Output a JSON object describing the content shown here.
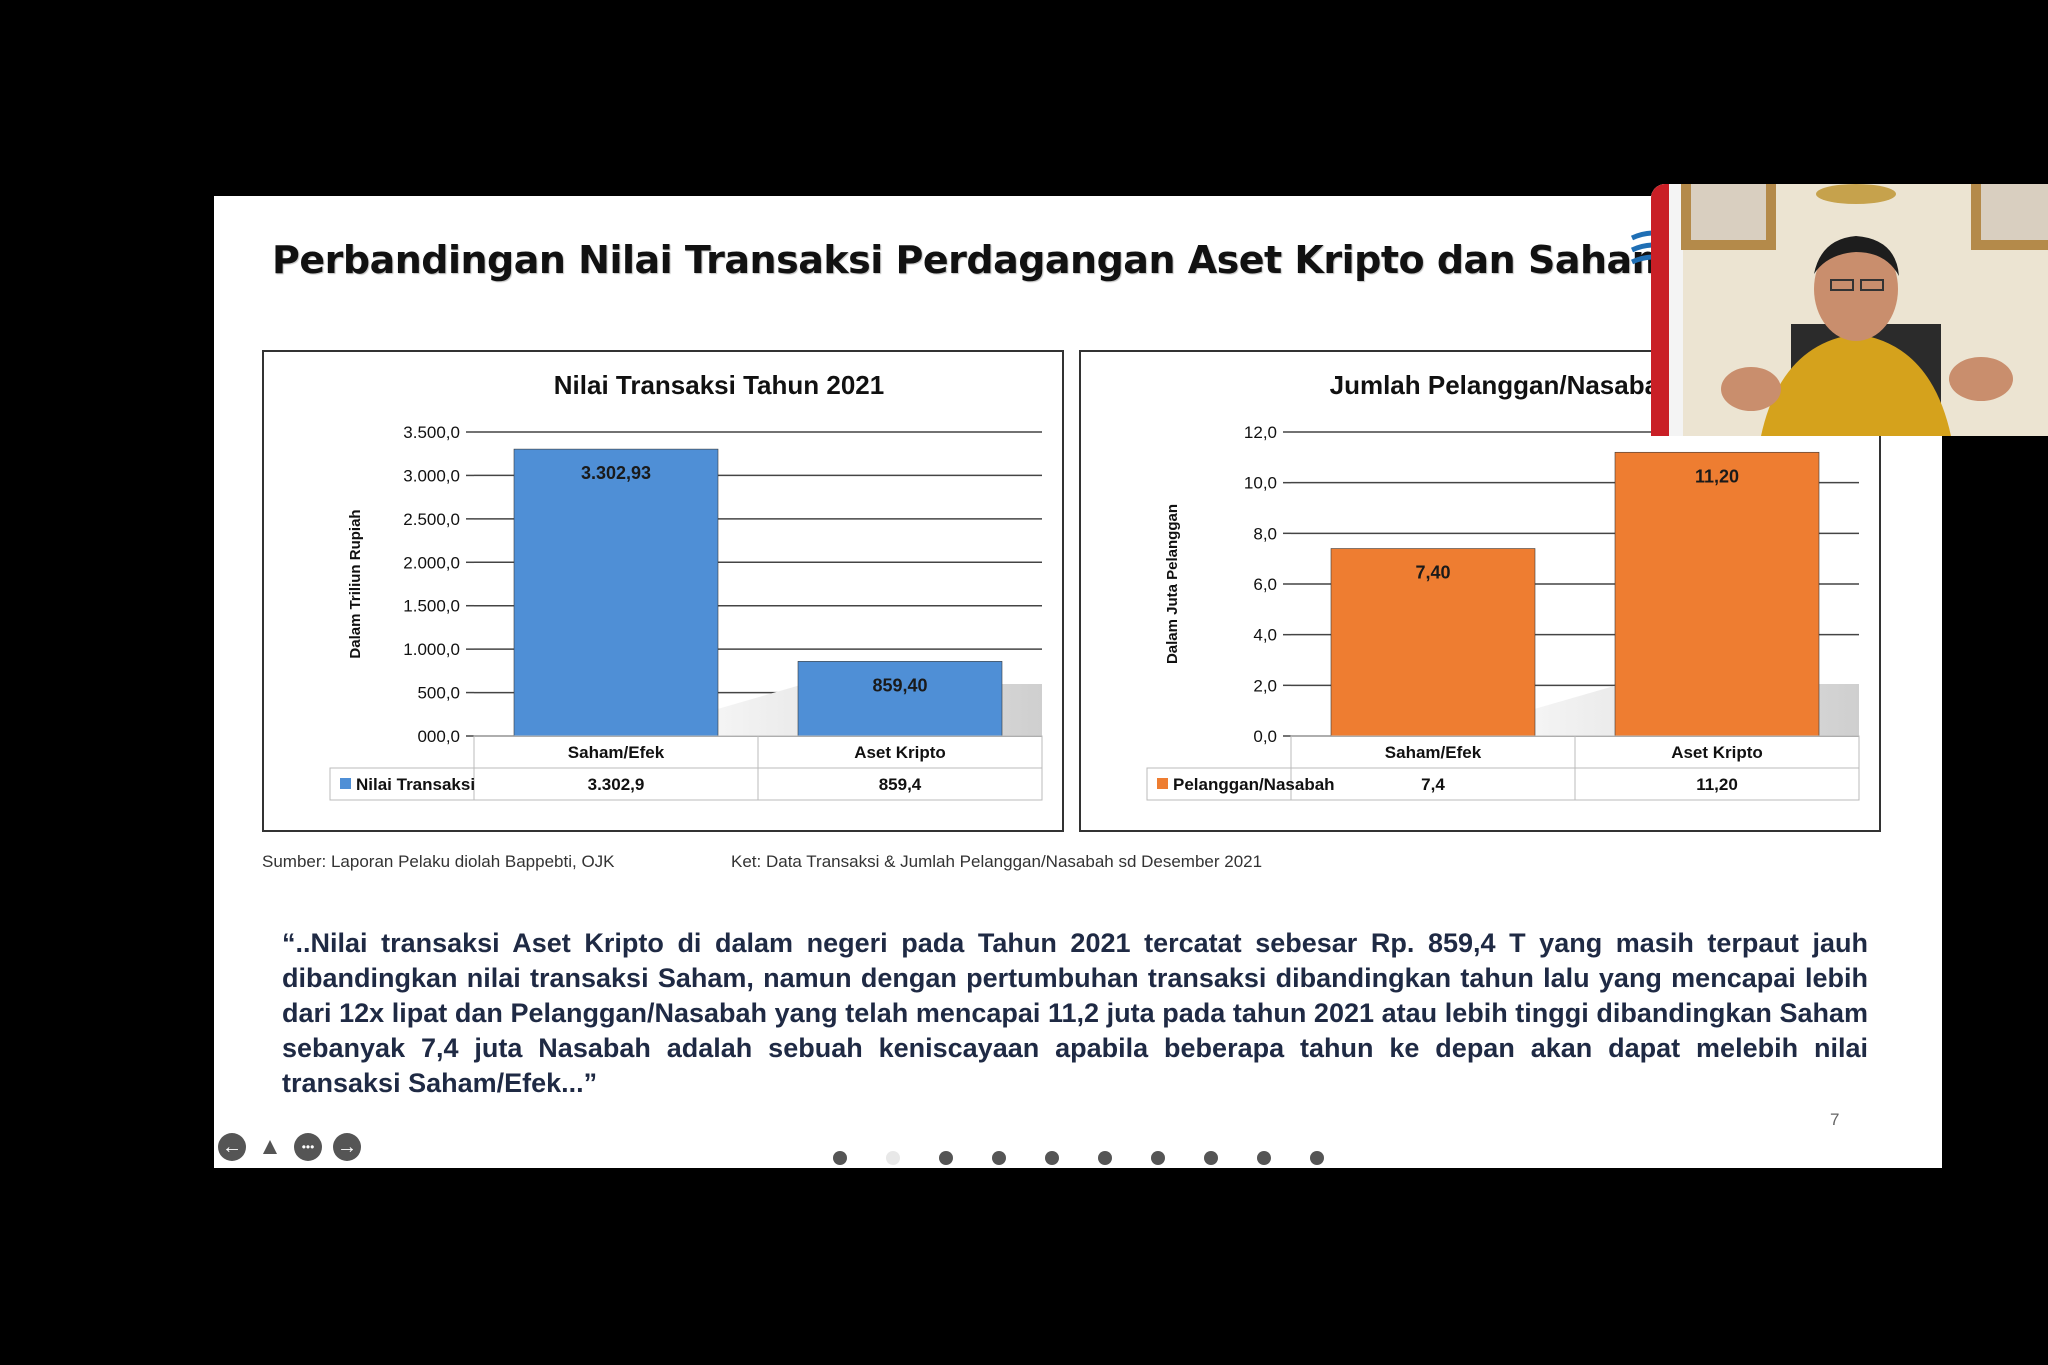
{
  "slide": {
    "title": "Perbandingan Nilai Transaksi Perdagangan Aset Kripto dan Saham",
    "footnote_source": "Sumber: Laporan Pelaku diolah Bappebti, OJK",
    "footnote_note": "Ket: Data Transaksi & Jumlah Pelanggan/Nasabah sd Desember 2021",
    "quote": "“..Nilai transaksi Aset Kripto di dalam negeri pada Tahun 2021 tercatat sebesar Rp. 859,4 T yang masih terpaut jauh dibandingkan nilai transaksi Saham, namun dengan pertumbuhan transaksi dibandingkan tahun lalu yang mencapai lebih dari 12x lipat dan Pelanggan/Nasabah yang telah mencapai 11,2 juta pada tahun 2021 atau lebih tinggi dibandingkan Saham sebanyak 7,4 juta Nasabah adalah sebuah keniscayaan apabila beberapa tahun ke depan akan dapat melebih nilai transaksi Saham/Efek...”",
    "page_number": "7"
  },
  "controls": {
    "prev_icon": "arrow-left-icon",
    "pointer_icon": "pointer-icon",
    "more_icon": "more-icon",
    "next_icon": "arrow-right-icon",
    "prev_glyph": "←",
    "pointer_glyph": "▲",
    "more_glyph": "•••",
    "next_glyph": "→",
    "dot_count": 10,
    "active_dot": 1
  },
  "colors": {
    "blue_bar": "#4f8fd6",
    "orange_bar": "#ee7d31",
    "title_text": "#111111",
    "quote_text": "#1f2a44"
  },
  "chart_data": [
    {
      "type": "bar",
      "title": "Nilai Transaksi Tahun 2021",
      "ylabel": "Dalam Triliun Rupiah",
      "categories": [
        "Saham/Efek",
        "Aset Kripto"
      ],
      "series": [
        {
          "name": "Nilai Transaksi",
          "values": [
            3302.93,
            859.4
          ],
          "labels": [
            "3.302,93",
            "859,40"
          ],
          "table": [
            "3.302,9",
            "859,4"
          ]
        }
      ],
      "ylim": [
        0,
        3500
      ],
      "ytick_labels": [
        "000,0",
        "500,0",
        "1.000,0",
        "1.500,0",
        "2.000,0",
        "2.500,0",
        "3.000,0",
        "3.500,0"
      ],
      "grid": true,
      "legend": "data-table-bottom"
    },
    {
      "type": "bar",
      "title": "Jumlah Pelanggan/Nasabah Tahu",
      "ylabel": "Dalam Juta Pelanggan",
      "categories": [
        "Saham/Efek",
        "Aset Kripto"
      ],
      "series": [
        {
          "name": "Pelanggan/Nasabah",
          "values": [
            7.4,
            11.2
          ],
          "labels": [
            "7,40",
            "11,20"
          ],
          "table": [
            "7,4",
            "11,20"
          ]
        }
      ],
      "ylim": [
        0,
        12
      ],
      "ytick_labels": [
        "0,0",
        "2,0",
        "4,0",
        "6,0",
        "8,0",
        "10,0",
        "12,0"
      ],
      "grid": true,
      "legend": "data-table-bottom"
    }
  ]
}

★ ★ ★ ★ ★ ★ ★

_WRITTEN INSTRUCTION_: Write out the material above once more, exactly as it reads, with no pictures.

_SOLUTION BELOW_:
Output a JSON object describing the content shown here.
{
  "slide": {
    "title": "Perbandingan Nilai Transaksi Perdagangan Aset Kripto dan Saham",
    "footnote_source": "Sumber: Laporan Pelaku diolah Bappebti, OJK",
    "footnote_note": "Ket: Data Transaksi & Jumlah Pelanggan/Nasabah sd Desember 2021",
    "quote": "“..Nilai transaksi Aset Kripto di dalam negeri pada Tahun 2021 tercatat sebesar Rp. 859,4 T yang masih terpaut jauh dibandingkan nilai transaksi Saham, namun dengan pertumbuhan transaksi dibandingkan tahun lalu yang mencapai lebih dari 12x lipat dan Pelanggan/Nasabah yang telah mencapai 11,2 juta pada tahun 2021 atau lebih tinggi dibandingkan Saham sebanyak 7,4 juta Nasabah adalah sebuah keniscayaan apabila beberapa tahun ke depan akan dapat melebih nilai transaksi Saham/Efek...”",
    "page_number": "7"
  },
  "controls": {
    "prev_icon": "arrow-left-icon",
    "pointer_icon": "pointer-icon",
    "more_icon": "more-icon",
    "next_icon": "arrow-right-icon",
    "prev_glyph": "←",
    "pointer_glyph": "▲",
    "more_glyph": "•••",
    "next_glyph": "→",
    "dot_count": 10,
    "active_dot": 1
  },
  "colors": {
    "blue_bar": "#4f8fd6",
    "orange_bar": "#ee7d31",
    "title_text": "#111111",
    "quote_text": "#1f2a44"
  },
  "chart_data": [
    {
      "type": "bar",
      "title": "Nilai Transaksi Tahun 2021",
      "ylabel": "Dalam Triliun Rupiah",
      "categories": [
        "Saham/Efek",
        "Aset Kripto"
      ],
      "series": [
        {
          "name": "Nilai Transaksi",
          "values": [
            3302.93,
            859.4
          ],
          "labels": [
            "3.302,93",
            "859,40"
          ],
          "table": [
            "3.302,9",
            "859,4"
          ]
        }
      ],
      "ylim": [
        0,
        3500
      ],
      "ytick_labels": [
        "000,0",
        "500,0",
        "1.000,0",
        "1.500,0",
        "2.000,0",
        "2.500,0",
        "3.000,0",
        "3.500,0"
      ],
      "grid": true,
      "legend": "data-table-bottom"
    },
    {
      "type": "bar",
      "title": "Jumlah Pelanggan/Nasabah Tahu",
      "ylabel": "Dalam Juta Pelanggan",
      "categories": [
        "Saham/Efek",
        "Aset Kripto"
      ],
      "series": [
        {
          "name": "Pelanggan/Nasabah",
          "values": [
            7.4,
            11.2
          ],
          "labels": [
            "7,40",
            "11,20"
          ],
          "table": [
            "7,4",
            "11,20"
          ]
        }
      ],
      "ylim": [
        0,
        12
      ],
      "ytick_labels": [
        "0,0",
        "2,0",
        "4,0",
        "6,0",
        "8,0",
        "10,0",
        "12,0"
      ],
      "grid": true,
      "legend": "data-table-bottom"
    }
  ]
}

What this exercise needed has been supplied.